▶ **EXERCISE DETAILS**
Read through the data and report every line in which the word "Health" occurs.

====

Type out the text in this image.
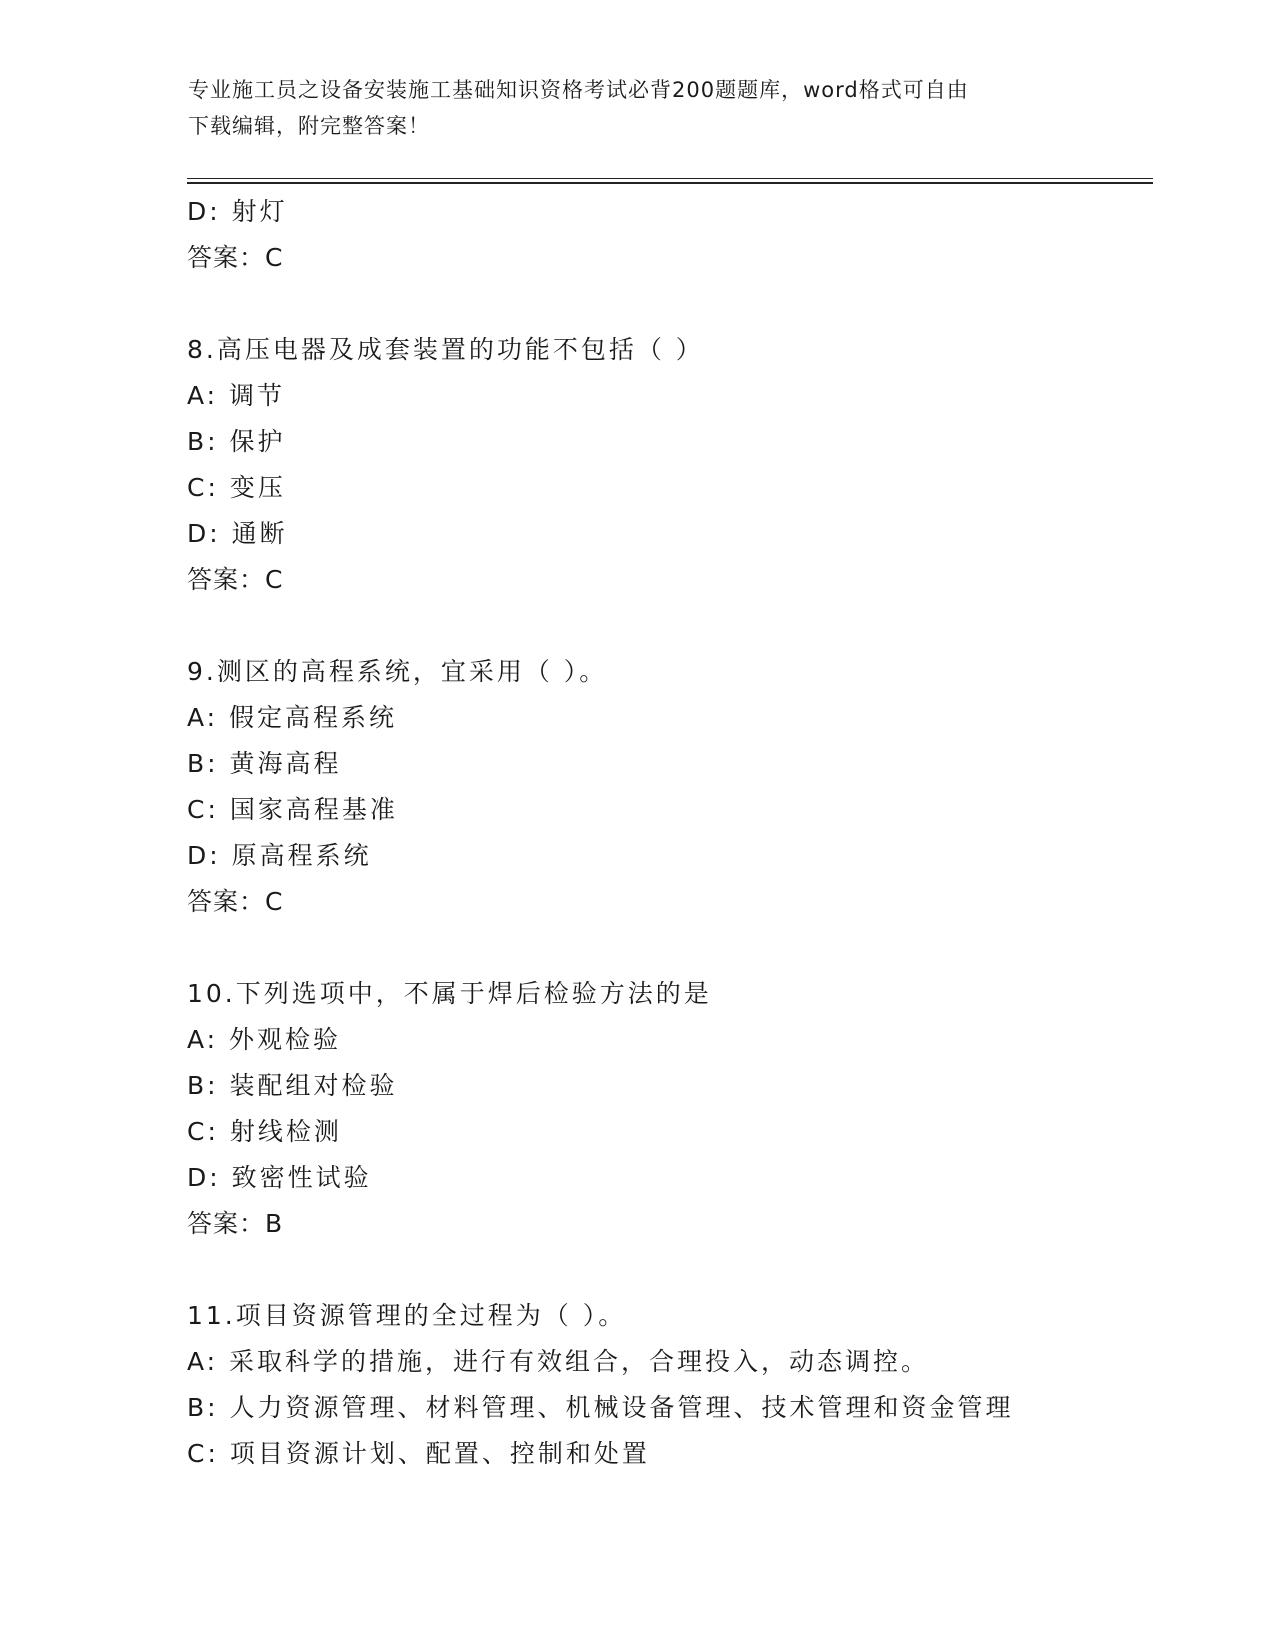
专业施工员之设备安装施工基础知识资格考试必背200题题库，word格式可自由
下载编辑，附完整答案！
D: 射灯
答案：C
8.高压电器及成套装置的功能不包括（ ）
A: 调节
B: 保护
C: 变压
D: 通断
答案：C
9.测区的高程系统，宜采用（ ）。
A: 假定高程系统
B: 黄海高程
C: 国家高程基准
D: 原高程系统
答案：C
10.下列选项中，不属于焊后检验方法的是
A: 外观检验
B: 装配组对检验
C: 射线检测
D: 致密性试验
答案：B
11.项目资源管理的全过程为（ ）。
A: 采取科学的措施，进行有效组合，合理投入，动态调控。
B: 人力资源管理、材料管理、机械设备管理、技术管理和资金管理
C: 项目资源计划、配置、控制和处置
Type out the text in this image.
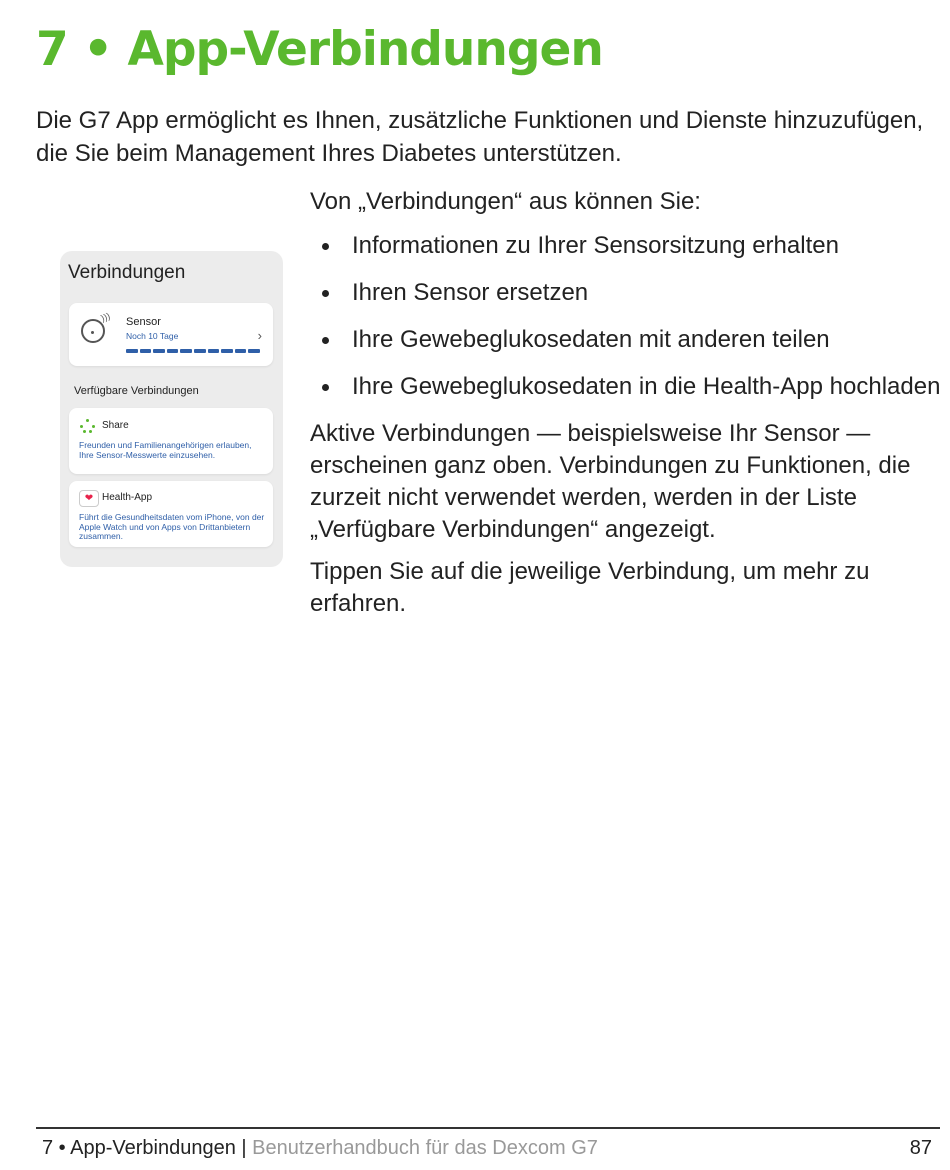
7 • App-Verbindungen

Die G7 App ermöglicht es Ihnen, zusätzliche Funktionen und Dienste hinzuzufügen, die Sie beim Management Ihres Diabetes unterstützen.

Verbindungen
))) Sensor
Noch 10 Tage	›
Verfügbare Verbindungen
Share

Freunden und Familienangehörigen erlauben, Ihre Sensor-Messwerte einzusehen.

❤ Health-App

Führt die Gesundheitsdaten vom iPhone, von der Apple Watch und von Apps von Drittanbietern zusammen.

Von „Verbindungen“ aus können Sie:

Informationen zu Ihrer Sensorsitzung erhalten
Ihren Sensor ersetzen
Ihre Gewebeglukosedaten mit anderen teilen
Ihre Gewebeglukosedaten in die Health-App hochladen

Aktive Verbindungen — beispielsweise Ihr Sensor — erscheinen ganz oben. Verbindungen zu Funktionen, die zurzeit nicht verwendet werden, werden in der Liste „Verfügbare Verbindungen“ angezeigt.

Tippen Sie auf die jeweilige Verbindung, um mehr zu erfahren.

7 • App-Verbindungen | Benutzerhandbuch für das Dexcom G7	87
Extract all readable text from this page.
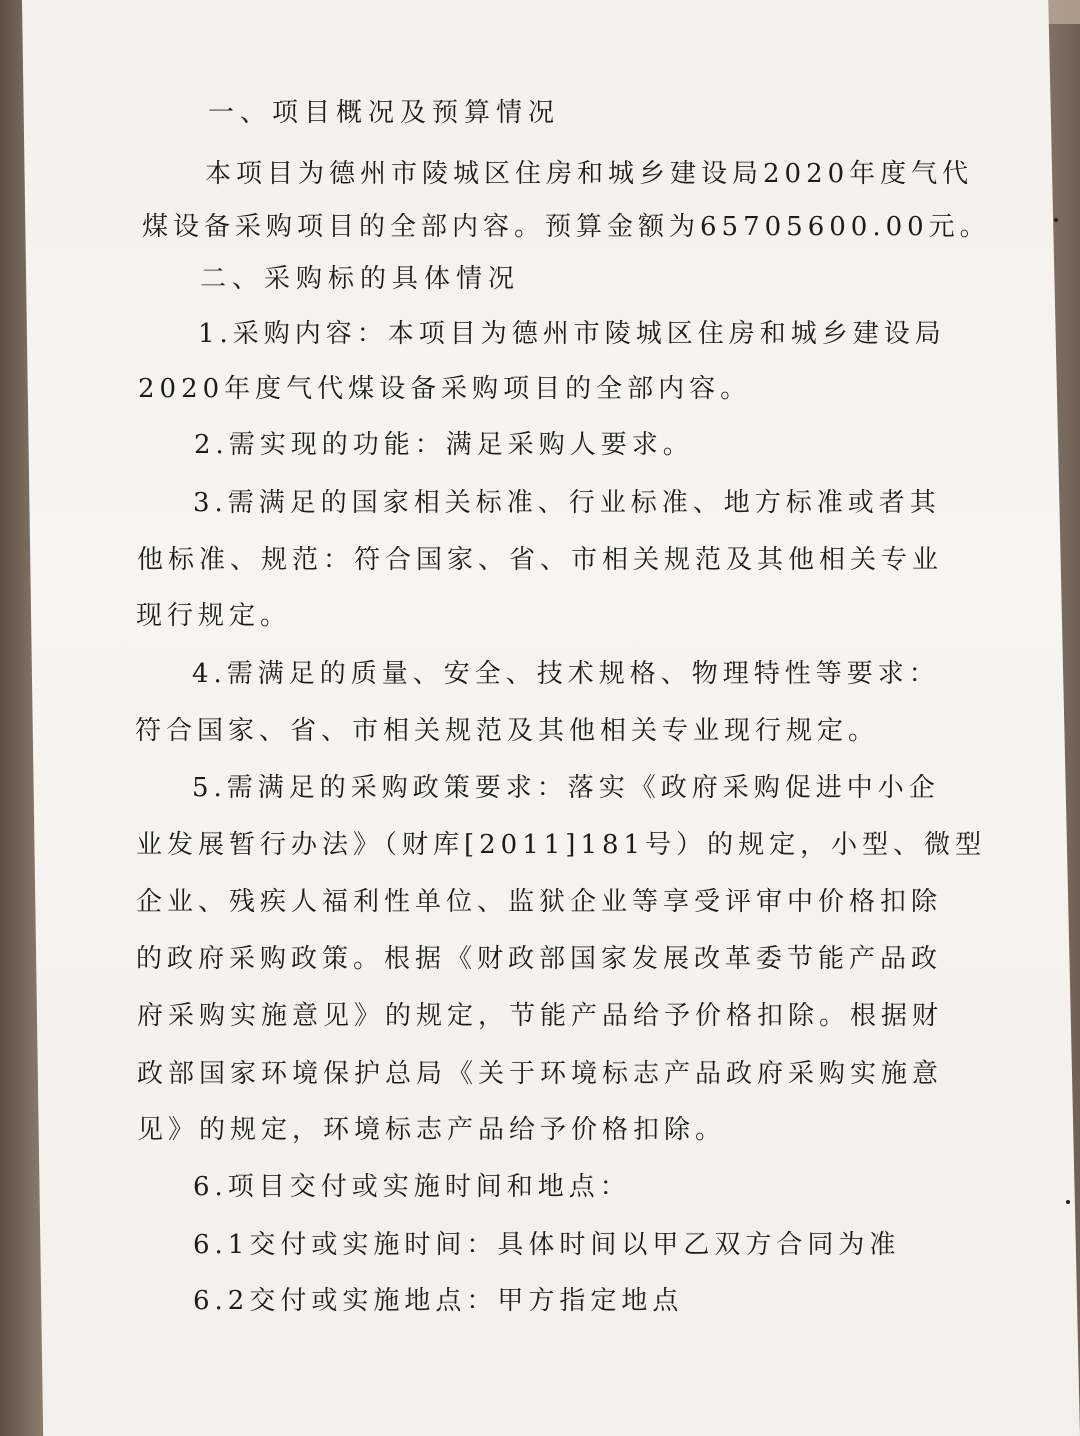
一、项目概况及预算情况
本项目为德州市陵城区住房和城乡建设局2020年度气代
煤设备采购项目的全部内容。预算金额为65705600.00元。
二、采购标的具体情况
1.采购内容：本项目为德州市陵城区住房和城乡建设局
2020年度气代煤设备采购项目的全部内容。
2.需实现的功能：满足采购人要求。
3.需满足的国家相关标准、行业标准、地方标准或者其
他标准、规范：符合国家、省、市相关规范及其他相关专业
现行规定。
4.需满足的质量、安全、技术规格、物理特性等要求：
符合国家、省、市相关规范及其他相关专业现行规定。
5.需满足的采购政策要求：落实《政府采购促进中小企
业发展暂行办法》（财库[2011]181号）的规定，小型、微型
企业、残疾人福利性单位、监狱企业等享受评审中价格扣除
的政府采购政策。根据《财政部国家发展改革委节能产品政
府采购实施意见》的规定，节能产品给予价格扣除。根据财
政部国家环境保护总局《关于环境标志产品政府采购实施意
见》的规定，环境标志产品给予价格扣除。
6.项目交付或实施时间和地点：
6.1交付或实施时间：具体时间以甲乙双方合同为准
6.2交付或实施地点：甲方指定地点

====

▶ **PROBLEM SOLUTION**
❤ Health-App
Ihre Gewebeglukosedaten in die Health-App hochladen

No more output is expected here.